# [OBJECTIVE]
Drop every picture and give the entries back exactly.

###

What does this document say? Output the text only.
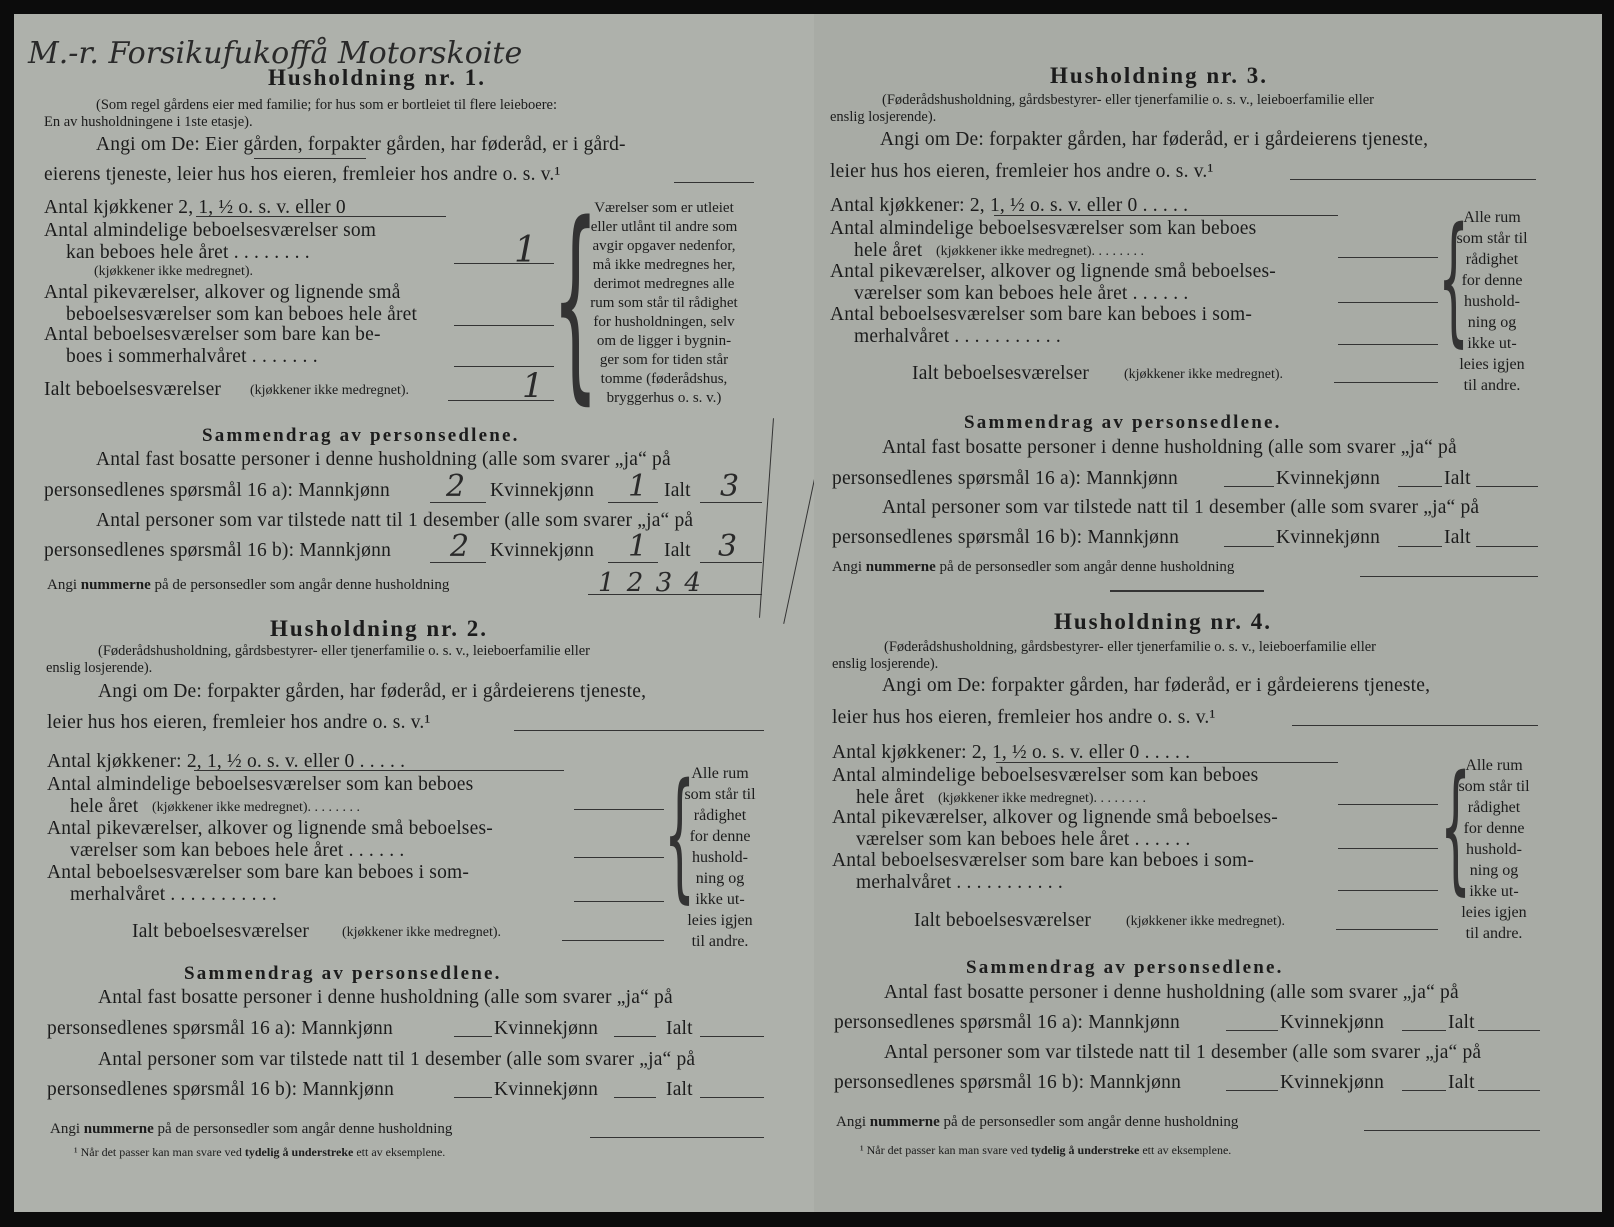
M.-r. Forsikufukoffå Motorskoite
Husholdning nr. 1.
(Som regel gårdens eier med familie; for hus som er bortleiet til flere leieboere:
En av husholdningene i 1ste etasje).
Angi om De: Eier gården, forpakter gården, har føderåd, er i gård-
eierens tjeneste, leier hus hos eieren, fremleier hos andre o. s. v.¹
Antal kjøkkener 2, 1, ½ o. s. v. eller 0
Antal almindelige beboelsesværelser som
kan beboes hele året . . . . . . . .
(kjøkkener ikke medregnet).
1
Antal pikeværelser, alkover og lignende små
beboelsesværelser som kan beboes hele året
Antal beboelsesværelser som bare kan be-
boes i sommerhalvåret . . . . . . .
Ialt beboelsesværelser (kjøkkener ikke medregnet).	1 {
Værelser som er utleiet
eller utlånt til andre som
avgir opgaver nedenfor,
må ikke medregnes her,
derimot medregnes alle
rum som står til rådighet
for husholdningen, selv
om de ligger i bygnin-
ger som for tiden står
tomme (føderådshus,
bryggerhus o. s. v.)
Sammendrag av personsedlene.
Antal fast bosatte personer i denne husholdning (alle som svarer „ja“ på
personsedlenes spørsmål 16 a): Mannkjønn 2 Kvinnekjønn 1 Ialt 3
Antal personer som var tilstede natt til 1 desember (alle som svarer „ja“ på
personsedlenes spørsmål 16 b): Mannkjønn 2 Kvinnekjønn 1 Ialt 3
Angi nummerne på de personsedler som angår denne husholdning	1 2 3 4
Husholdning nr. 2.
(Føderådshusholdning, gårdsbestyrer- eller tjenerfamilie o. s. v., leieboerfamilie eller
enslig losjerende).
Angi om De: forpakter gården, har føderåd, er i gårdeierens tjeneste,
leier hus hos eieren, fremleier hos andre o. s. v.¹
Antal kjøkkener: 2, 1, ½ o. s. v. eller 0 . . . . .
Antal almindelige beboelsesværelser som kan beboes
hele året (kjøkkener ikke medregnet). . . . . . . .
Antal pikeværelser, alkover og lignende små beboelses-
værelser som kan beboes hele året . . . . . .
Antal beboelsesværelser som bare kan beboes i som-
merhalvåret . . . . . . . . . . .
Ialt beboelsesværelser (kjøkkener ikke medregnet).
{
Alle rum
som står til
rådighet
for denne
hushold-
ning og
ikke ut-
leies igjen
til andre.
Sammendrag av personsedlene.
Antal fast bosatte personer i denne husholdning (alle som svarer „ja“ på
personsedlenes spørsmål 16 a): Mannkjønn	Kvinnekjønn	Ialt
Antal personer som var tilstede natt til 1 desember (alle som svarer „ja“ på
personsedlenes spørsmål 16 b): Mannkjønn	Kvinnekjønn	Ialt
Angi nummerne på de personsedler som angår denne husholdning
¹ Når det passer kan man svare ved tydelig å understreke ett av eksemplene.
Husholdning nr. 3.
(Føderådshusholdning, gårdsbestyrer- eller tjenerfamilie o. s. v., leieboerfamilie eller
enslig losjerende).
Angi om De: forpakter gården, har føderåd, er i gårdeierens tjeneste,
leier hus hos eieren, fremleier hos andre o. s. v.¹
Antal kjøkkener: 2, 1, ½ o. s. v. eller 0 . . . . .
Antal almindelige beboelsesværelser som kan beboes
hele året (kjøkkener ikke medregnet). . . . . . . .
Antal pikeværelser, alkover og lignende små beboelses-
værelser som kan beboes hele året . . . . . .
Antal beboelsesværelser som bare kan beboes i som-
merhalvåret . . . . . . . . . . .
Ialt beboelsesværelser (kjøkkener ikke medregnet).
{
Alle rum
som står til
rådighet
for denne
hushold-
ning og
ikke ut-
leies igjen
til andre.
Sammendrag av personsedlene.
Antal fast bosatte personer i denne husholdning (alle som svarer „ja“ på
personsedlenes spørsmål 16 a): Mannkjønn	Kvinnekjønn	Ialt
Antal personer som var tilstede natt til 1 desember (alle som svarer „ja“ på
personsedlenes spørsmål 16 b): Mannkjønn	Kvinnekjønn	Ialt
Angi nummerne på de personsedler som angår denne husholdning
Husholdning nr. 4.
(Føderådshusholdning, gårdsbestyrer- eller tjenerfamilie o. s. v., leieboerfamilie eller
enslig losjerende).
Angi om De: forpakter gården, har føderåd, er i gårdeierens tjeneste,
leier hus hos eieren, fremleier hos andre o. s. v.¹
Antal kjøkkener: 2, 1, ½ o. s. v. eller 0 . . . . .
Antal almindelige beboelsesværelser som kan beboes
hele året (kjøkkener ikke medregnet). . . . . . . .
Antal pikeværelser, alkover og lignende små beboelses-
værelser som kan beboes hele året . . . . . .
Antal beboelsesværelser som bare kan beboes i som-
merhalvåret . . . . . . . . . . .
Ialt beboelsesværelser (kjøkkener ikke medregnet).
{
Alle rum
som står til
rådighet
for denne
hushold-
ning og
ikke ut-
leies igjen
til andre.
Sammendrag av personsedlene.
Antal fast bosatte personer i denne husholdning (alle som svarer „ja“ på
personsedlenes spørsmål 16 a): Mannkjønn	Kvinnekjønn	Ialt
Antal personer som var tilstede natt til 1 desember (alle som svarer „ja“ på
personsedlenes spørsmål 16 b): Mannkjønn	Kvinnekjønn	Ialt
Angi nummerne på de personsedler som angår denne husholdning
¹ Når det passer kan man svare ved tydelig å understreke ett av eksemplene.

###

# [THE COMPLETED TASK]
What does this document say? Output the text only.
M.-r. Forsikufukoffå Motorskoite
Husholdning nr. 1.
(Som regel gårdens eier med familie; for hus som er bortleiet til flere leieboere:
En av husholdningene i 1ste etasje).
Angi om De: Eier gården, forpakter gården, har føderåd, er i gård-
eierens tjeneste, leier hus hos eieren, fremleier hos andre o. s. v.¹
Antal kjøkkener 2, 1, ½ o. s. v. eller 0
Antal almindelige beboelsesværelser som
kan beboes hele året . . . . . . . .
(kjøkkener ikke medregnet).
1
Antal pikeværelser, alkover og lignende små
beboelsesværelser som kan beboes hele året
Antal beboelsesværelser som bare kan be-
boes i sommerhalvåret . . . . . . .
Ialt beboelsesværelser (kjøkkener ikke medregnet).	1 {
Værelser som er utleiet
eller utlånt til andre som
avgir opgaver nedenfor,
må ikke medregnes her,
derimot medregnes alle
rum som står til rådighet
for husholdningen, selv
om de ligger i bygnin-
ger som for tiden står
tomme (føderådshus,
bryggerhus o. s. v.)
Sammendrag av personsedlene.
Antal fast bosatte personer i denne husholdning (alle som svarer „ja“ på
personsedlenes spørsmål 16 a): Mannkjønn 2 Kvinnekjønn 1 Ialt 3
Antal personer som var tilstede natt til 1 desember (alle som svarer „ja“ på
personsedlenes spørsmål 16 b): Mannkjønn 2 Kvinnekjønn 1 Ialt 3
Angi nummerne på de personsedler som angår denne husholdning	1 2 3 4
Husholdning nr. 2.
(Føderådshusholdning, gårdsbestyrer- eller tjenerfamilie o. s. v., leieboerfamilie eller
enslig losjerende).
Angi om De: forpakter gården, har føderåd, er i gårdeierens tjeneste,
leier hus hos eieren, fremleier hos andre o. s. v.¹
Antal kjøkkener: 2, 1, ½ o. s. v. eller 0 . . . . .
Antal almindelige beboelsesværelser som kan beboes
hele året (kjøkkener ikke medregnet). . . . . . . .
Antal pikeværelser, alkover og lignende små beboelses-
værelser som kan beboes hele året . . . . . .
Antal beboelsesværelser som bare kan beboes i som-
merhalvåret . . . . . . . . . . .
Ialt beboelsesværelser (kjøkkener ikke medregnet).
{
Alle rum
som står til
rådighet
for denne
hushold-
ning og
ikke ut-
leies igjen
til andre.
Sammendrag av personsedlene.
Antal fast bosatte personer i denne husholdning (alle som svarer „ja“ på
personsedlenes spørsmål 16 a): Mannkjønn	Kvinnekjønn	Ialt
Antal personer som var tilstede natt til 1 desember (alle som svarer „ja“ på
personsedlenes spørsmål 16 b): Mannkjønn	Kvinnekjønn	Ialt
Angi nummerne på de personsedler som angår denne husholdning
¹ Når det passer kan man svare ved tydelig å understreke ett av eksemplene.
Husholdning nr. 3.
(Føderådshusholdning, gårdsbestyrer- eller tjenerfamilie o. s. v., leieboerfamilie eller
enslig losjerende).
Angi om De: forpakter gården, har føderåd, er i gårdeierens tjeneste,
leier hus hos eieren, fremleier hos andre o. s. v.¹
Antal kjøkkener: 2, 1, ½ o. s. v. eller 0 . . . . .
Antal almindelige beboelsesværelser som kan beboes
hele året (kjøkkener ikke medregnet). . . . . . . .
Antal pikeværelser, alkover og lignende små beboelses-
værelser som kan beboes hele året . . . . . .
Antal beboelsesværelser som bare kan beboes i som-
merhalvåret . . . . . . . . . . .
Ialt beboelsesværelser (kjøkkener ikke medregnet).
{
Alle rum
som står til
rådighet
for denne
hushold-
ning og
ikke ut-
leies igjen
til andre.
Sammendrag av personsedlene.
Antal fast bosatte personer i denne husholdning (alle som svarer „ja“ på
personsedlenes spørsmål 16 a): Mannkjønn	Kvinnekjønn	Ialt
Antal personer som var tilstede natt til 1 desember (alle som svarer „ja“ på
personsedlenes spørsmål 16 b): Mannkjønn	Kvinnekjønn	Ialt
Angi nummerne på de personsedler som angår denne husholdning
Husholdning nr. 4.
(Føderådshusholdning, gårdsbestyrer- eller tjenerfamilie o. s. v., leieboerfamilie eller
enslig losjerende).
Angi om De: forpakter gården, har føderåd, er i gårdeierens tjeneste,
leier hus hos eieren, fremleier hos andre o. s. v.¹
Antal kjøkkener: 2, 1, ½ o. s. v. eller 0 . . . . .
Antal almindelige beboelsesværelser som kan beboes
hele året (kjøkkener ikke medregnet). . . . . . . .
Antal pikeværelser, alkover og lignende små beboelses-
værelser som kan beboes hele året . . . . . .
Antal beboelsesværelser som bare kan beboes i som-
merhalvåret . . . . . . . . . . .
Ialt beboelsesværelser (kjøkkener ikke medregnet).
{
Alle rum
som står til
rådighet
for denne
hushold-
ning og
ikke ut-
leies igjen
til andre.
Sammendrag av personsedlene.
Antal fast bosatte personer i denne husholdning (alle som svarer „ja“ på
personsedlenes spørsmål 16 a): Mannkjønn	Kvinnekjønn	Ialt
Antal personer som var tilstede natt til 1 desember (alle som svarer „ja“ på
personsedlenes spørsmål 16 b): Mannkjønn	Kvinnekjønn	Ialt
Angi nummerne på de personsedler som angår denne husholdning
¹ Når det passer kan man svare ved tydelig å understreke ett av eksemplene.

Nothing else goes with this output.